- SUPPLIED MATERIAL:
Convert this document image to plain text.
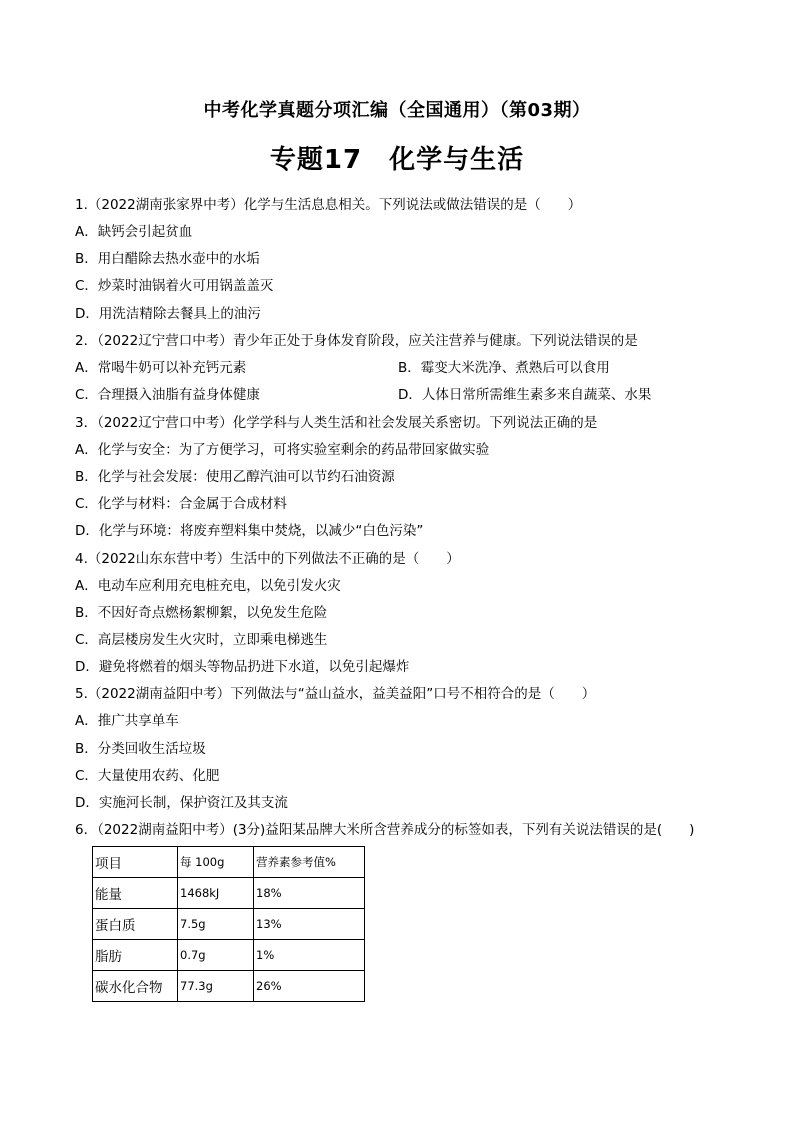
中考化学真题分项汇编（全国通用）（第03期）
专题17　化学与生活
1.（2022湖南张家界中考）化学与生活息息相关。下列说法或做法错误的是（　　）
A．缺钙会引起贫血
B．用白醋除去热水壶中的水垢
C．炒菜时油锅着火可用锅盖盖灭
D．用洗洁精除去餐具上的油污
2．（2022辽宁营口中考）青少年正处于身体发育阶段，应关注营养与健康。下列说法错误的是
A．常喝牛奶可以补充钙元素	B．霉变大米洗净、煮熟后可以食用
C．合理摄入油脂有益身体健康	D．人体日常所需维生素多来自蔬菜、水果
3．（2022辽宁营口中考）化学学科与人类生活和社会发展关系密切。下列说法正确的是
A．化学与安全：为了方便学习，可将实验室剩余的药品带回家做实验
B．化学与社会发展：使用乙醇汽油可以节约石油资源
C．化学与材料：合金属于合成材料
D．化学与环境：将废弃塑料集中焚烧，以减少“白色污染”
4.（2022山东东营中考）生活中的下列做法不正确的是（　　）
A．电动车应利用充电桩充电，以免引发火灾
B．不因好奇点燃杨絮柳絮，以免发生危险
C．高层楼房发生火灾时，立即乘电梯逃生
D．避免将燃着的烟头等物品扔进下水道，以免引起爆炸
5.（2022湖南益阳中考）下列做法与“益山益水，益美益阳”口号不相符合的是（　　）
A．推广共享单车
B．分类回收生活垃圾
C．大量使用农药、化肥
D．实施河长制，保护资江及其支流
6．（2022湖南益阳中考）(3分)益阳某品牌大米所含营养成分的标签如表，下列有关说法错误的是(　　)
项目	每 100g	营养素参考值%
能量	1468kJ	18%
蛋白质	7.5g	13%
脂肪	0.7g	1%
碳水化合物	77.3g	26%
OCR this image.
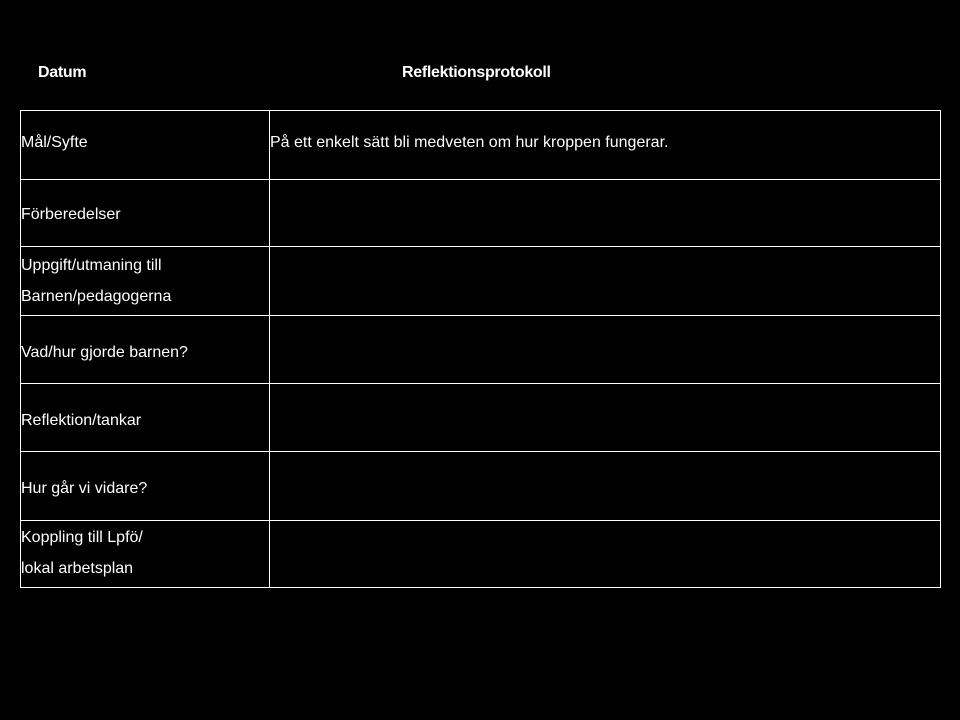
Datum	Reflektionsprotokoll
Mål/Syfte	På ett enkelt sätt bli medveten om hur kroppen fungerar.

Förberedelser	

Uppgift/utmaning till
Barnen/pedagogerna	

Vad/hur gjorde barnen?	

Reflektion/tankar	

Hur går vi vidare?	

Koppling till Lpfö/
lokal arbetsplan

- WHAT TO WORK ON: Using the records above, retype everything exactly except the pictures.

- TASK RESPONSE:
Convert this document image to plain text.
中考化学真题分项汇编（全国通用）（第03期）
专题17　化学与生活
1.（2022湖南张家界中考）化学与生活息息相关。下列说法或做法错误的是（　　）
A．缺钙会引起贫血
B．用白醋除去热水壶中的水垢
C．炒菜时油锅着火可用锅盖盖灭
D．用洗洁精除去餐具上的油污
2．（2022辽宁营口中考）青少年正处于身体发育阶段，应关注营养与健康。下列说法错误的是
A．常喝牛奶可以补充钙元素	B．霉变大米洗净、煮熟后可以食用
C．合理摄入油脂有益身体健康	D．人体日常所需维生素多来自蔬菜、水果
3．（2022辽宁营口中考）化学学科与人类生活和社会发展关系密切。下列说法正确的是
A．化学与安全：为了方便学习，可将实验室剩余的药品带回家做实验
B．化学与社会发展：使用乙醇汽油可以节约石油资源
C．化学与材料：合金属于合成材料
D．化学与环境：将废弃塑料集中焚烧，以减少“白色污染”
4.（2022山东东营中考）生活中的下列做法不正确的是（　　）
A．电动车应利用充电桩充电，以免引发火灾
B．不因好奇点燃杨絮柳絮，以免发生危险
C．高层楼房发生火灾时，立即乘电梯逃生
D．避免将燃着的烟头等物品扔进下水道，以免引起爆炸
5.（2022湖南益阳中考）下列做法与“益山益水，益美益阳”口号不相符合的是（　　）
A．推广共享单车
B．分类回收生活垃圾
C．大量使用农药、化肥
D．实施河长制，保护资江及其支流
6．（2022湖南益阳中考）(3分)益阳某品牌大米所含营养成分的标签如表，下列有关说法错误的是(　　)
项目	每 100g	营养素参考值%
能量	1468kJ	18%
蛋白质	7.5g	13%
脂肪	0.7g	1%
碳水化合物	77.3g	26%
OCR this image.
Datum	Reflektionsprotokoll
Mål/Syfte	På ett enkelt sätt bli medveten om hur kroppen fungerar.

Förberedelser	

Uppgift/utmaning till
Barnen/pedagogerna	

Vad/hur gjorde barnen?	

Reflektion/tankar	

Hur går vi vidare?	

Koppling till Lpfö/
lokal arbetsplan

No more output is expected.